| Given request |
Go through the material and write it all out exactly, minus the pictures.
---
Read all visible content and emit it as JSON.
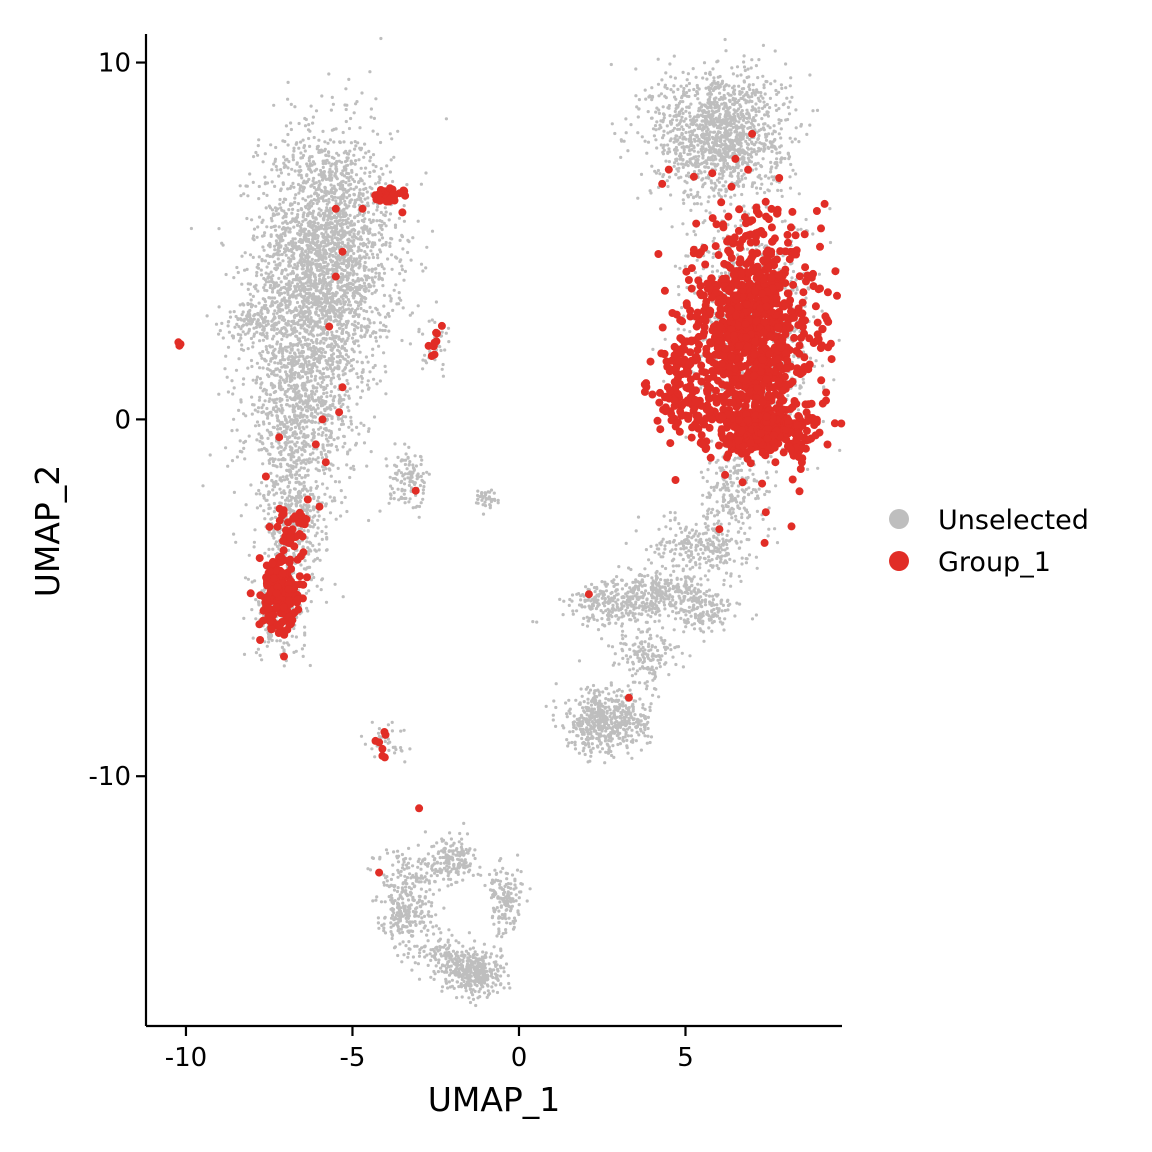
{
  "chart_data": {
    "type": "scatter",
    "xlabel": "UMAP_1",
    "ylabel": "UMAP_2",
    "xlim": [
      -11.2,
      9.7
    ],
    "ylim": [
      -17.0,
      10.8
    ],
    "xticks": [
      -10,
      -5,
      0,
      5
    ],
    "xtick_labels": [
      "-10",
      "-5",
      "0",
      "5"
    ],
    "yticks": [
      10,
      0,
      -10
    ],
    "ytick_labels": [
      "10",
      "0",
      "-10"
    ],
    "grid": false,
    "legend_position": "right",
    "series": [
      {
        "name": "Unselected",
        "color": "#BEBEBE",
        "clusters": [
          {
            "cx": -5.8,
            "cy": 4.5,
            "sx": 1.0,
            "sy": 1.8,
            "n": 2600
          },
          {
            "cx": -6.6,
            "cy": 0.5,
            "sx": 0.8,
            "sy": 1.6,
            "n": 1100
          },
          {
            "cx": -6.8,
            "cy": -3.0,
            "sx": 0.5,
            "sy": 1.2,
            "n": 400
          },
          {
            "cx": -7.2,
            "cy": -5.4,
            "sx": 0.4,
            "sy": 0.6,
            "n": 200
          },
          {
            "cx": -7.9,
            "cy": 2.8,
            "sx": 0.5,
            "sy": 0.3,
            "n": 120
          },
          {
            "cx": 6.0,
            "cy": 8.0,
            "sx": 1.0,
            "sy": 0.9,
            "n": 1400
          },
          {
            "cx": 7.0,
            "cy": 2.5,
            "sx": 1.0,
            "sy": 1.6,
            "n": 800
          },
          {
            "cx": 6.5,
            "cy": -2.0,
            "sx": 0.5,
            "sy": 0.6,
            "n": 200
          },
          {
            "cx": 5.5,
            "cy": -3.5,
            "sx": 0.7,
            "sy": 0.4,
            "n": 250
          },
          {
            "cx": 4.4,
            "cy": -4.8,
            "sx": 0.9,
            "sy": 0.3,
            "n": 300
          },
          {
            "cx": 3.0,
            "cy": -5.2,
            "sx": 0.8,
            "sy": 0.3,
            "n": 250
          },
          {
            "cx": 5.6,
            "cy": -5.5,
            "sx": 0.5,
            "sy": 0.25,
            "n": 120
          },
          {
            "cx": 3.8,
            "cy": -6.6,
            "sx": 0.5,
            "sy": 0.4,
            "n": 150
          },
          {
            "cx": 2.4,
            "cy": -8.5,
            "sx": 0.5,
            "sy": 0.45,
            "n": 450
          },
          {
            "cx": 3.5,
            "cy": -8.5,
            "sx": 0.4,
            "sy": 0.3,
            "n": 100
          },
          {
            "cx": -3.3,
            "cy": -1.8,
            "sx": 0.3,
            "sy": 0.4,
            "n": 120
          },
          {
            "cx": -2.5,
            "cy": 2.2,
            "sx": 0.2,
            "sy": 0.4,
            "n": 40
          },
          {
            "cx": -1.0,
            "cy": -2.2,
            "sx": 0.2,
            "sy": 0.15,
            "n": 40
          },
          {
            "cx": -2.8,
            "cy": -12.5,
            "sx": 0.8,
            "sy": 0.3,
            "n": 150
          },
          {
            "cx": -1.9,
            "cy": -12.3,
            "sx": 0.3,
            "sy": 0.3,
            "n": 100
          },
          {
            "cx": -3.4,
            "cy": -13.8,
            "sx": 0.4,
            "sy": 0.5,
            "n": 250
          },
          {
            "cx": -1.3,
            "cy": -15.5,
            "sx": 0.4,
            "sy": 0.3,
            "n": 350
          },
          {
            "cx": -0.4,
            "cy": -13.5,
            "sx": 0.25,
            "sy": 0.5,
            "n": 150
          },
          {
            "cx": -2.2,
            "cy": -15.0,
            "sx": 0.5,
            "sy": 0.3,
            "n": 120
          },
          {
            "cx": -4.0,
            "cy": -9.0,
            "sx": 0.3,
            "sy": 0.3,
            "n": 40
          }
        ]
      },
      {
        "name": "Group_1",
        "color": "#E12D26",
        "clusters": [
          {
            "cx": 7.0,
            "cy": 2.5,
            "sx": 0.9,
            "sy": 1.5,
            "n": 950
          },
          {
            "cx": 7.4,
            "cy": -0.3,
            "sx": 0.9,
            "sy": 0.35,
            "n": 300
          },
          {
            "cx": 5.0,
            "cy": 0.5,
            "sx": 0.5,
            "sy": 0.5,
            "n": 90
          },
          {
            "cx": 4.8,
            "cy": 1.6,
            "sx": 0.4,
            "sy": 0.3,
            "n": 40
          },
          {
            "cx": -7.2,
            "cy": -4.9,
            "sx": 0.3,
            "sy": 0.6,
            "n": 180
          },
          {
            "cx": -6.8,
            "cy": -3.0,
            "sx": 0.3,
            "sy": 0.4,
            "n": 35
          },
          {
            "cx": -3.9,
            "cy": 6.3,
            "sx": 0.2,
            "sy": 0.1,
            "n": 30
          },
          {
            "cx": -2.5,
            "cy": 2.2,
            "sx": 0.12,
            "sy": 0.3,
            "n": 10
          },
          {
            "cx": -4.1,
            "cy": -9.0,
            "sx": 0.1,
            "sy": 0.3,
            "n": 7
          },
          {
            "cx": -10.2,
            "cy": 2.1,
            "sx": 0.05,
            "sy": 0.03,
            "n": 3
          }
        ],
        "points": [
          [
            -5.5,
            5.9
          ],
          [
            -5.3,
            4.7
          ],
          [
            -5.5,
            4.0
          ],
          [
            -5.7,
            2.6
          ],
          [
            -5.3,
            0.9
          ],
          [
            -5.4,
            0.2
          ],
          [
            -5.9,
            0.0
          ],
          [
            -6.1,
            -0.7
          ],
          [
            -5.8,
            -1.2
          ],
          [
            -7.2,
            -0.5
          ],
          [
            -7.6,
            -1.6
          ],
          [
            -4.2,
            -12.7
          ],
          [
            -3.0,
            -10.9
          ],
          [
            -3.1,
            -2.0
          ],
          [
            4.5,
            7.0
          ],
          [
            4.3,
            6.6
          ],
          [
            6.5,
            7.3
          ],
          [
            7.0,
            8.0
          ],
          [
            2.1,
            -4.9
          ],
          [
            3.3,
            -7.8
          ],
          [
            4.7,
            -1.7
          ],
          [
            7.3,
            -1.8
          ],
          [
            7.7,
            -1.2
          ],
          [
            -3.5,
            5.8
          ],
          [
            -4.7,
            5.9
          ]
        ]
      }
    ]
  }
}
---
| Output of the task |
Read all visible content and emit it as JSON.
{
  "chart_data": {
    "type": "scatter",
    "xlabel": "UMAP_1",
    "ylabel": "UMAP_2",
    "xlim": [
      -11.2,
      9.7
    ],
    "ylim": [
      -17.0,
      10.8
    ],
    "xticks": [
      -10,
      -5,
      0,
      5
    ],
    "xtick_labels": [
      "-10",
      "-5",
      "0",
      "5"
    ],
    "yticks": [
      10,
      0,
      -10
    ],
    "ytick_labels": [
      "10",
      "0",
      "-10"
    ],
    "grid": false,
    "legend_position": "right",
    "series": [
      {
        "name": "Unselected",
        "color": "#BEBEBE",
        "clusters": [
          {
            "cx": -5.8,
            "cy": 4.5,
            "sx": 1.0,
            "sy": 1.8,
            "n": 2600
          },
          {
            "cx": -6.6,
            "cy": 0.5,
            "sx": 0.8,
            "sy": 1.6,
            "n": 1100
          },
          {
            "cx": -6.8,
            "cy": -3.0,
            "sx": 0.5,
            "sy": 1.2,
            "n": 400
          },
          {
            "cx": -7.2,
            "cy": -5.4,
            "sx": 0.4,
            "sy": 0.6,
            "n": 200
          },
          {
            "cx": -7.9,
            "cy": 2.8,
            "sx": 0.5,
            "sy": 0.3,
            "n": 120
          },
          {
            "cx": 6.0,
            "cy": 8.0,
            "sx": 1.0,
            "sy": 0.9,
            "n": 1400
          },
          {
            "cx": 7.0,
            "cy": 2.5,
            "sx": 1.0,
            "sy": 1.6,
            "n": 800
          },
          {
            "cx": 6.5,
            "cy": -2.0,
            "sx": 0.5,
            "sy": 0.6,
            "n": 200
          },
          {
            "cx": 5.5,
            "cy": -3.5,
            "sx": 0.7,
            "sy": 0.4,
            "n": 250
          },
          {
            "cx": 4.4,
            "cy": -4.8,
            "sx": 0.9,
            "sy": 0.3,
            "n": 300
          },
          {
            "cx": 3.0,
            "cy": -5.2,
            "sx": 0.8,
            "sy": 0.3,
            "n": 250
          },
          {
            "cx": 5.6,
            "cy": -5.5,
            "sx": 0.5,
            "sy": 0.25,
            "n": 120
          },
          {
            "cx": 3.8,
            "cy": -6.6,
            "sx": 0.5,
            "sy": 0.4,
            "n": 150
          },
          {
            "cx": 2.4,
            "cy": -8.5,
            "sx": 0.5,
            "sy": 0.45,
            "n": 450
          },
          {
            "cx": 3.5,
            "cy": -8.5,
            "sx": 0.4,
            "sy": 0.3,
            "n": 100
          },
          {
            "cx": -3.3,
            "cy": -1.8,
            "sx": 0.3,
            "sy": 0.4,
            "n": 120
          },
          {
            "cx": -2.5,
            "cy": 2.2,
            "sx": 0.2,
            "sy": 0.4,
            "n": 40
          },
          {
            "cx": -1.0,
            "cy": -2.2,
            "sx": 0.2,
            "sy": 0.15,
            "n": 40
          },
          {
            "cx": -2.8,
            "cy": -12.5,
            "sx": 0.8,
            "sy": 0.3,
            "n": 150
          },
          {
            "cx": -1.9,
            "cy": -12.3,
            "sx": 0.3,
            "sy": 0.3,
            "n": 100
          },
          {
            "cx": -3.4,
            "cy": -13.8,
            "sx": 0.4,
            "sy": 0.5,
            "n": 250
          },
          {
            "cx": -1.3,
            "cy": -15.5,
            "sx": 0.4,
            "sy": 0.3,
            "n": 350
          },
          {
            "cx": -0.4,
            "cy": -13.5,
            "sx": 0.25,
            "sy": 0.5,
            "n": 150
          },
          {
            "cx": -2.2,
            "cy": -15.0,
            "sx": 0.5,
            "sy": 0.3,
            "n": 120
          },
          {
            "cx": -4.0,
            "cy": -9.0,
            "sx": 0.3,
            "sy": 0.3,
            "n": 40
          }
        ]
      },
      {
        "name": "Group_1",
        "color": "#E12D26",
        "clusters": [
          {
            "cx": 7.0,
            "cy": 2.5,
            "sx": 0.9,
            "sy": 1.5,
            "n": 950
          },
          {
            "cx": 7.4,
            "cy": -0.3,
            "sx": 0.9,
            "sy": 0.35,
            "n": 300
          },
          {
            "cx": 5.0,
            "cy": 0.5,
            "sx": 0.5,
            "sy": 0.5,
            "n": 90
          },
          {
            "cx": 4.8,
            "cy": 1.6,
            "sx": 0.4,
            "sy": 0.3,
            "n": 40
          },
          {
            "cx": -7.2,
            "cy": -4.9,
            "sx": 0.3,
            "sy": 0.6,
            "n": 180
          },
          {
            "cx": -6.8,
            "cy": -3.0,
            "sx": 0.3,
            "sy": 0.4,
            "n": 35
          },
          {
            "cx": -3.9,
            "cy": 6.3,
            "sx": 0.2,
            "sy": 0.1,
            "n": 30
          },
          {
            "cx": -2.5,
            "cy": 2.2,
            "sx": 0.12,
            "sy": 0.3,
            "n": 10
          },
          {
            "cx": -4.1,
            "cy": -9.0,
            "sx": 0.1,
            "sy": 0.3,
            "n": 7
          },
          {
            "cx": -10.2,
            "cy": 2.1,
            "sx": 0.05,
            "sy": 0.03,
            "n": 3
          }
        ],
        "points": [
          [
            -5.5,
            5.9
          ],
          [
            -5.3,
            4.7
          ],
          [
            -5.5,
            4.0
          ],
          [
            -5.7,
            2.6
          ],
          [
            -5.3,
            0.9
          ],
          [
            -5.4,
            0.2
          ],
          [
            -5.9,
            0.0
          ],
          [
            -6.1,
            -0.7
          ],
          [
            -5.8,
            -1.2
          ],
          [
            -7.2,
            -0.5
          ],
          [
            -7.6,
            -1.6
          ],
          [
            -4.2,
            -12.7
          ],
          [
            -3.0,
            -10.9
          ],
          [
            -3.1,
            -2.0
          ],
          [
            4.5,
            7.0
          ],
          [
            4.3,
            6.6
          ],
          [
            6.5,
            7.3
          ],
          [
            7.0,
            8.0
          ],
          [
            2.1,
            -4.9
          ],
          [
            3.3,
            -7.8
          ],
          [
            4.7,
            -1.7
          ],
          [
            7.3,
            -1.8
          ],
          [
            7.7,
            -1.2
          ],
          [
            -3.5,
            5.8
          ],
          [
            -4.7,
            5.9
          ]
        ]
      }
    ]
  }
}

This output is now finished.